Dataset listings of figures
-- Begin --

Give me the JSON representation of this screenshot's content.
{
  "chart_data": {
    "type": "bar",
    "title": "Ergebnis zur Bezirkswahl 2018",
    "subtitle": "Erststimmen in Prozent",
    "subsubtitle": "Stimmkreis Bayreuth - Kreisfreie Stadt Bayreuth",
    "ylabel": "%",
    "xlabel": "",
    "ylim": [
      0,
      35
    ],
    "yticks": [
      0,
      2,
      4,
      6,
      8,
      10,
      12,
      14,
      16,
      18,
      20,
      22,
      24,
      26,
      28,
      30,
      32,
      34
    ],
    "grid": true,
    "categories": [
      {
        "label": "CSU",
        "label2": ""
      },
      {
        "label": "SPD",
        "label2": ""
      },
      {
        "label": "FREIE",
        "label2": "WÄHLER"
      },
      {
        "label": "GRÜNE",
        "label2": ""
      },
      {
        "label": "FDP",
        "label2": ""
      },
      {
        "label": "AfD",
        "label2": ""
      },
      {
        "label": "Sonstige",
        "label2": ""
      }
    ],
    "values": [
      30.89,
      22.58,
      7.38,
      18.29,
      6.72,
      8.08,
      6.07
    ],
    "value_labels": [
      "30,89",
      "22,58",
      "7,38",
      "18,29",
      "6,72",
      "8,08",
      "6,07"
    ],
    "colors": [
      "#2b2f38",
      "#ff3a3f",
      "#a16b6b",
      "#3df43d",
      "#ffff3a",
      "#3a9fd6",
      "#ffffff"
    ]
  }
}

-- End --

▶ Your goal
Extract the complete listing above, reproducing each line exactly.

▶ Task answer
Give me the JSON representation of this screenshot's content.
{
  "chart_data": {
    "type": "bar",
    "title": "Ergebnis zur Bezirkswahl 2018",
    "subtitle": "Erststimmen in Prozent",
    "subsubtitle": "Stimmkreis Bayreuth - Kreisfreie Stadt Bayreuth",
    "ylabel": "%",
    "xlabel": "",
    "ylim": [
      0,
      35
    ],
    "yticks": [
      0,
      2,
      4,
      6,
      8,
      10,
      12,
      14,
      16,
      18,
      20,
      22,
      24,
      26,
      28,
      30,
      32,
      34
    ],
    "grid": true,
    "categories": [
      {
        "label": "CSU",
        "label2": ""
      },
      {
        "label": "SPD",
        "label2": ""
      },
      {
        "label": "FREIE",
        "label2": "WÄHLER"
      },
      {
        "label": "GRÜNE",
        "label2": ""
      },
      {
        "label": "FDP",
        "label2": ""
      },
      {
        "label": "AfD",
        "label2": ""
      },
      {
        "label": "Sonstige",
        "label2": ""
      }
    ],
    "values": [
      30.89,
      22.58,
      7.38,
      18.29,
      6.72,
      8.08,
      6.07
    ],
    "value_labels": [
      "30,89",
      "22,58",
      "7,38",
      "18,29",
      "6,72",
      "8,08",
      "6,07"
    ],
    "colors": [
      "#2b2f38",
      "#ff3a3f",
      "#a16b6b",
      "#3df43d",
      "#ffff3a",
      "#3a9fd6",
      "#ffffff"
    ]
  }
}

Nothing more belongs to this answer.